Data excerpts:
---+---
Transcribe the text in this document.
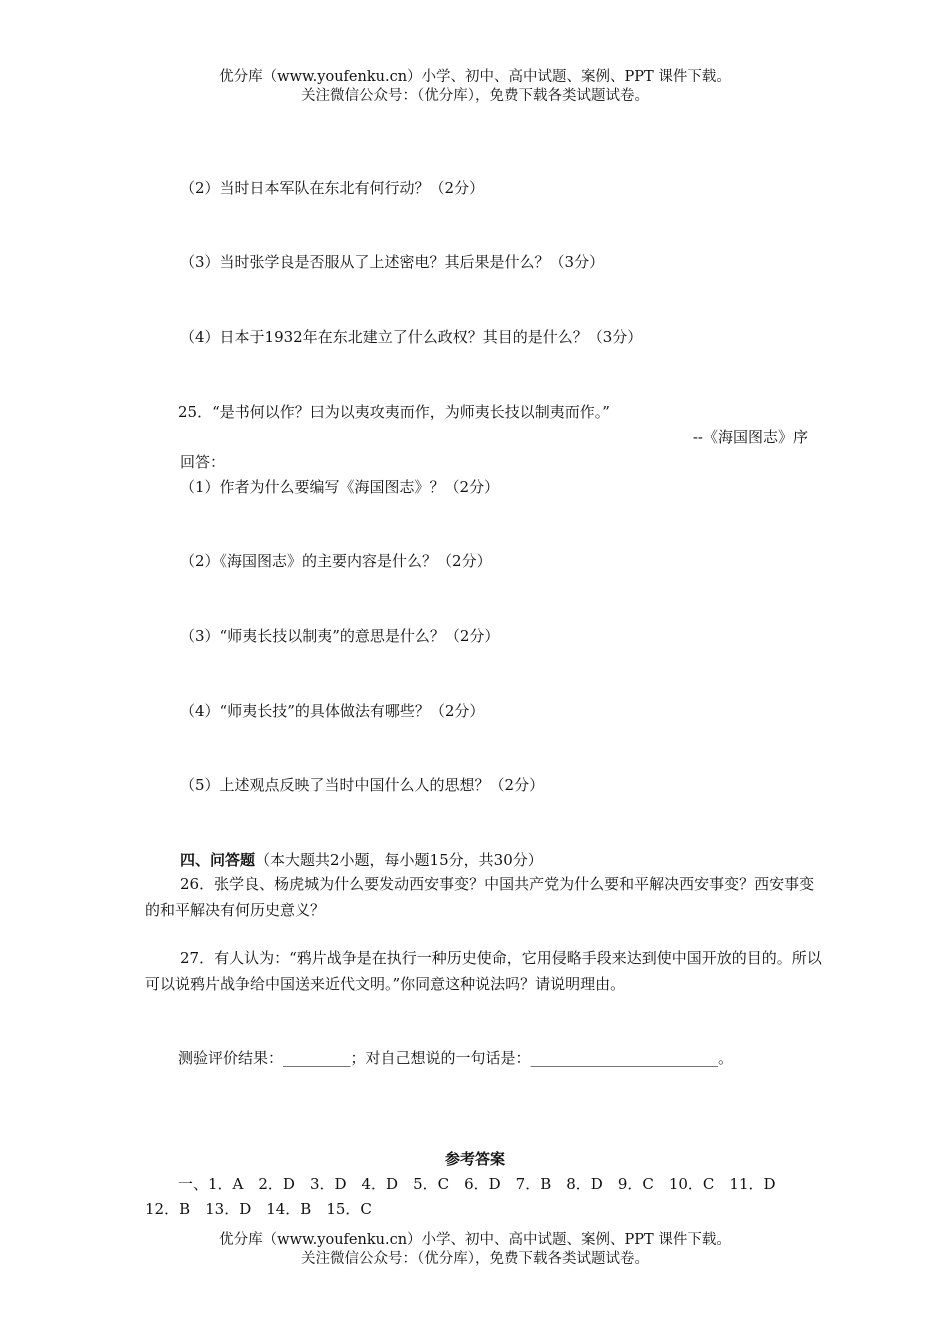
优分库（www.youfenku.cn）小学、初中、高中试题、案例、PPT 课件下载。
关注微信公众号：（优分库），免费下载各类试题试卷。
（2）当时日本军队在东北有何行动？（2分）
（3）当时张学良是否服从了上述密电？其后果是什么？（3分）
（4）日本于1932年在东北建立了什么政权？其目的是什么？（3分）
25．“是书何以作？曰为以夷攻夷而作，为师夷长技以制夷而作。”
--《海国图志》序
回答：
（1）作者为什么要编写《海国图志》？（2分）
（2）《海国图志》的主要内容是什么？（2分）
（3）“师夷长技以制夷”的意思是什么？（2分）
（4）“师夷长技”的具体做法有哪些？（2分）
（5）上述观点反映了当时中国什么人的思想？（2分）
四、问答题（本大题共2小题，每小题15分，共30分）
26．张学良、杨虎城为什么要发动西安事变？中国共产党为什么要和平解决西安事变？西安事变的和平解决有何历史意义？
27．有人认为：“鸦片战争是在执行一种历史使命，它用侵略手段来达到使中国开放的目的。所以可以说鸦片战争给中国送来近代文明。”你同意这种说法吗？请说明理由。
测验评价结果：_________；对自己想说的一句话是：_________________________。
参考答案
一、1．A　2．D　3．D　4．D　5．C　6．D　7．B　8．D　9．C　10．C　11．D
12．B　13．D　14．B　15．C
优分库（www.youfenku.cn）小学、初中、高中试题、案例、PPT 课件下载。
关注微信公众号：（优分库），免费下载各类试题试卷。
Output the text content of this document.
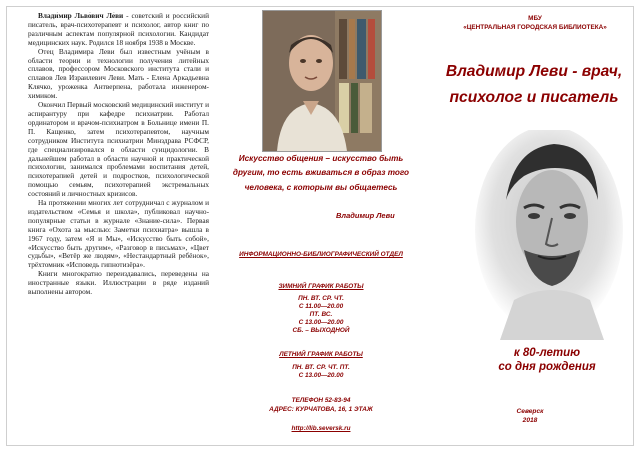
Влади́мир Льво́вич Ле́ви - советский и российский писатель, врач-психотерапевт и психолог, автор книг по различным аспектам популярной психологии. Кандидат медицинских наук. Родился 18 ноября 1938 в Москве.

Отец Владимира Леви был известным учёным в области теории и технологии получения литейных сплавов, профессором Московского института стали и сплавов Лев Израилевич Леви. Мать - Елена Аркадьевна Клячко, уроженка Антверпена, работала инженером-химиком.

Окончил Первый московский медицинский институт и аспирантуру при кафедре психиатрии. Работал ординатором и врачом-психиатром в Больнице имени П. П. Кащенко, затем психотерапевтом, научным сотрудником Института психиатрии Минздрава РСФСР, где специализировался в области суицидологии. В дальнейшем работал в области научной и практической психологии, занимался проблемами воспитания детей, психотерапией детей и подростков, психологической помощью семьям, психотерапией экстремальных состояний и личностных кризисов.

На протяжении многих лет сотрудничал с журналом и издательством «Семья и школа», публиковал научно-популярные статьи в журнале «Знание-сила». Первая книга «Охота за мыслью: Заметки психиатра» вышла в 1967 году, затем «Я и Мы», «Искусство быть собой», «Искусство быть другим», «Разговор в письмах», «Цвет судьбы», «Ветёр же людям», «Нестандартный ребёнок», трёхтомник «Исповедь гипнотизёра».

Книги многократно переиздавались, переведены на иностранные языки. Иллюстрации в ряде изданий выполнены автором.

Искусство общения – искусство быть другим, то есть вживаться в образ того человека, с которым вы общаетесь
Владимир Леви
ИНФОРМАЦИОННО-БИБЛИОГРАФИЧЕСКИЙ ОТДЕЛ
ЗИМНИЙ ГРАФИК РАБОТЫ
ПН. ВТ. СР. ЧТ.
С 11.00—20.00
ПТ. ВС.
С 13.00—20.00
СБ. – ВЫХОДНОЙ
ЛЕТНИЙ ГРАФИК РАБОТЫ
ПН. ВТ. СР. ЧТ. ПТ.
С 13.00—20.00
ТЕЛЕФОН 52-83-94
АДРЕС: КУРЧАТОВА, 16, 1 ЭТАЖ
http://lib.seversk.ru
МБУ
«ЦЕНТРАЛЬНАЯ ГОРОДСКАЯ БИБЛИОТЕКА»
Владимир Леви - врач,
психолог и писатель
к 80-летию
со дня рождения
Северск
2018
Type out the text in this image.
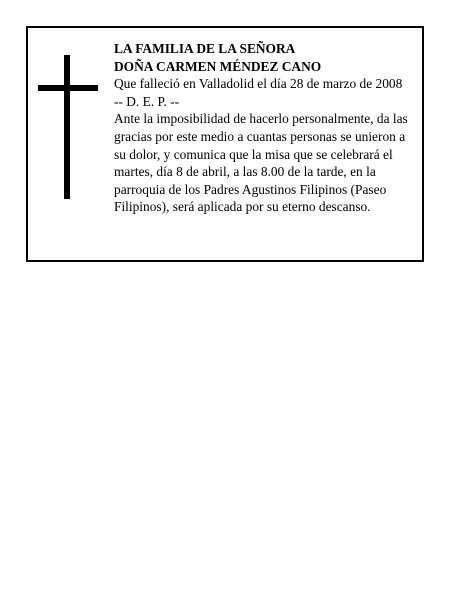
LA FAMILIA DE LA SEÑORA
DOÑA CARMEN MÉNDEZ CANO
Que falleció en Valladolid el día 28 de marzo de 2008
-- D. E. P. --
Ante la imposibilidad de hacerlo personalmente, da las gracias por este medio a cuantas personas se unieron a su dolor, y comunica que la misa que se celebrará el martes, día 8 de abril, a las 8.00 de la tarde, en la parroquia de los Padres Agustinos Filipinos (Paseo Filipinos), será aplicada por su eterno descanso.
---+---
EXERCISE GOAL:
Copy every line of the material in which the word "ГРАФИК" occurs.

OUTPUT OF THE EXERCISE:
ЗИМНИЙ ГРАФИК РАБОТЫ
ЛЕТНИЙ ГРАФИК РАБОТЫ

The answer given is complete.